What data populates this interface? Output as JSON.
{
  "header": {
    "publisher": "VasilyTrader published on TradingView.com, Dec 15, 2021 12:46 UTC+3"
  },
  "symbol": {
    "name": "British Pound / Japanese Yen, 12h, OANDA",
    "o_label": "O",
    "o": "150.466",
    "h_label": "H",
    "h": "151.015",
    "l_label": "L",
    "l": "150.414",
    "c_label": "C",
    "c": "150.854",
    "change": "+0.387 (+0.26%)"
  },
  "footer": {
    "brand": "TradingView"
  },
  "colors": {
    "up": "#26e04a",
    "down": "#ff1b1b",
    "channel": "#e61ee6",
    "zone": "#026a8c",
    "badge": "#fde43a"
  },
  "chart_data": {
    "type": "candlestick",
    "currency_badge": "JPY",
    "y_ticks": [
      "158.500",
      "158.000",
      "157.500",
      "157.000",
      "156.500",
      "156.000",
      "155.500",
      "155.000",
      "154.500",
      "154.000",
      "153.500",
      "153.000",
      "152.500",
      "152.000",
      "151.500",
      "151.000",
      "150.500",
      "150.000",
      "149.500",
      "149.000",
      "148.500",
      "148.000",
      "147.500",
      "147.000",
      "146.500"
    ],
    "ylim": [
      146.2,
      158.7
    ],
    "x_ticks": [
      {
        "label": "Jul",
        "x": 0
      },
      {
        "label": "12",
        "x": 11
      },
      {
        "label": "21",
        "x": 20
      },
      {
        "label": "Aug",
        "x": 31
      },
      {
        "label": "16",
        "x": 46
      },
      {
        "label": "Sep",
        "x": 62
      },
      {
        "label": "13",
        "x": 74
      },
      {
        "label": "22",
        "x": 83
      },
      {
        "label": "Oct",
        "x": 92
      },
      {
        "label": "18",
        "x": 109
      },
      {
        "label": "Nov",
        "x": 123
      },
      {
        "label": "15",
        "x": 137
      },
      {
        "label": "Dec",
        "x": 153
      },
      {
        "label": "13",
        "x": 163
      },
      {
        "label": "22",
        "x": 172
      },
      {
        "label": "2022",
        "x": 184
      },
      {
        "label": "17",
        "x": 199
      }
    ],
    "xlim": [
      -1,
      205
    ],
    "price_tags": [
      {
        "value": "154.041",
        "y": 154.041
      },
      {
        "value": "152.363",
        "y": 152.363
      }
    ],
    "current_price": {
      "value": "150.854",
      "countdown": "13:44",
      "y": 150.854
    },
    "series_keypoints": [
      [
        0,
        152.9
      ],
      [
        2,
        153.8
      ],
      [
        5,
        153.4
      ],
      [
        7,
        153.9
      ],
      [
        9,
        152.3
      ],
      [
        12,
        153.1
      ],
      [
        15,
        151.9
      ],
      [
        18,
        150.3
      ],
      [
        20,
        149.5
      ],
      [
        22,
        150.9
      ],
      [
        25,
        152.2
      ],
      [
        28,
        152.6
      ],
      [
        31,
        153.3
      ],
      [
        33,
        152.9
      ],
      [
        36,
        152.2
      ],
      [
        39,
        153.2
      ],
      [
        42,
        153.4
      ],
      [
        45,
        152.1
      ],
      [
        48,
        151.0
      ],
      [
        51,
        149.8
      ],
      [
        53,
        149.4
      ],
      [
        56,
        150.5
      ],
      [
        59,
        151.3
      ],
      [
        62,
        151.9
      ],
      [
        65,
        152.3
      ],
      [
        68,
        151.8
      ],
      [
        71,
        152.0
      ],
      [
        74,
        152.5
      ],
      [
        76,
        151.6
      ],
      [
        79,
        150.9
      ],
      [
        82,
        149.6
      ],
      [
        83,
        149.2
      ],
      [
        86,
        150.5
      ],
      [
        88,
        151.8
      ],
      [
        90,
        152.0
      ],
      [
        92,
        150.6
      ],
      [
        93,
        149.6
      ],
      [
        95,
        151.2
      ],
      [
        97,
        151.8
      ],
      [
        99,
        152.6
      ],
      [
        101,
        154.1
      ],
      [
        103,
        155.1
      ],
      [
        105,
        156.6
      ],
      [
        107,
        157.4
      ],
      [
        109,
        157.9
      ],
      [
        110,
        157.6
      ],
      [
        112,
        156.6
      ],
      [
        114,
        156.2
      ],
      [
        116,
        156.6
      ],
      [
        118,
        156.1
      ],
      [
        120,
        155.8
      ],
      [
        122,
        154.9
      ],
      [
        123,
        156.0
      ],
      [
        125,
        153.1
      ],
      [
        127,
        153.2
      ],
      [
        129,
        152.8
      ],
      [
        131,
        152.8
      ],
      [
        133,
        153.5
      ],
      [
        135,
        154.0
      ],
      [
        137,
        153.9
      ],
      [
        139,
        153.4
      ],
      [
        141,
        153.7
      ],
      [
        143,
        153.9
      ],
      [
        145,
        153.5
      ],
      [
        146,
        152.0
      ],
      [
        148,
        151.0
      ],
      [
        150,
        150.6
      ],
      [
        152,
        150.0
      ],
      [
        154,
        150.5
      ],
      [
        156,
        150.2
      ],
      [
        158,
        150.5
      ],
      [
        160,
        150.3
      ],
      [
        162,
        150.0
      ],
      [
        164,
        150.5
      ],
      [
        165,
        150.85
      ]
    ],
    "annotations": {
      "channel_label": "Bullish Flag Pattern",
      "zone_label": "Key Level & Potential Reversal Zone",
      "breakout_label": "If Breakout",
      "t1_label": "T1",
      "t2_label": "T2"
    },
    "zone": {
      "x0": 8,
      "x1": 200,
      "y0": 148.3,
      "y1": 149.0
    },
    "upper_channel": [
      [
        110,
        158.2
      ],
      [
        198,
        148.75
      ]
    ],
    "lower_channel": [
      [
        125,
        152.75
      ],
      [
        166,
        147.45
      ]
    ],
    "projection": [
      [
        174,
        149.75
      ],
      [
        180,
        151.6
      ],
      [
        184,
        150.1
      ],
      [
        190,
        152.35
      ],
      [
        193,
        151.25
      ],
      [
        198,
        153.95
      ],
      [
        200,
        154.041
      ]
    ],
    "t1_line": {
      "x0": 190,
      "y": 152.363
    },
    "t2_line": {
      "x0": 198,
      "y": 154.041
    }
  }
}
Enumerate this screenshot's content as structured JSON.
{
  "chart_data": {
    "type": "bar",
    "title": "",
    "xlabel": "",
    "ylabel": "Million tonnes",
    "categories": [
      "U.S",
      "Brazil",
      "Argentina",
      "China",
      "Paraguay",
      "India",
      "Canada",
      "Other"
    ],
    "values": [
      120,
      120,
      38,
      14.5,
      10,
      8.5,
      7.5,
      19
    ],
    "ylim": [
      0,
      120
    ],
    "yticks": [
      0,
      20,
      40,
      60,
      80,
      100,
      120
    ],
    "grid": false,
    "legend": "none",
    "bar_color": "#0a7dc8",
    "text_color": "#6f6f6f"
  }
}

▶ YOUR INSTRUCTIONS
Say how many lines in the listing above include "JSON". Give nothing but the number.

▶ FULL OUTPUT
2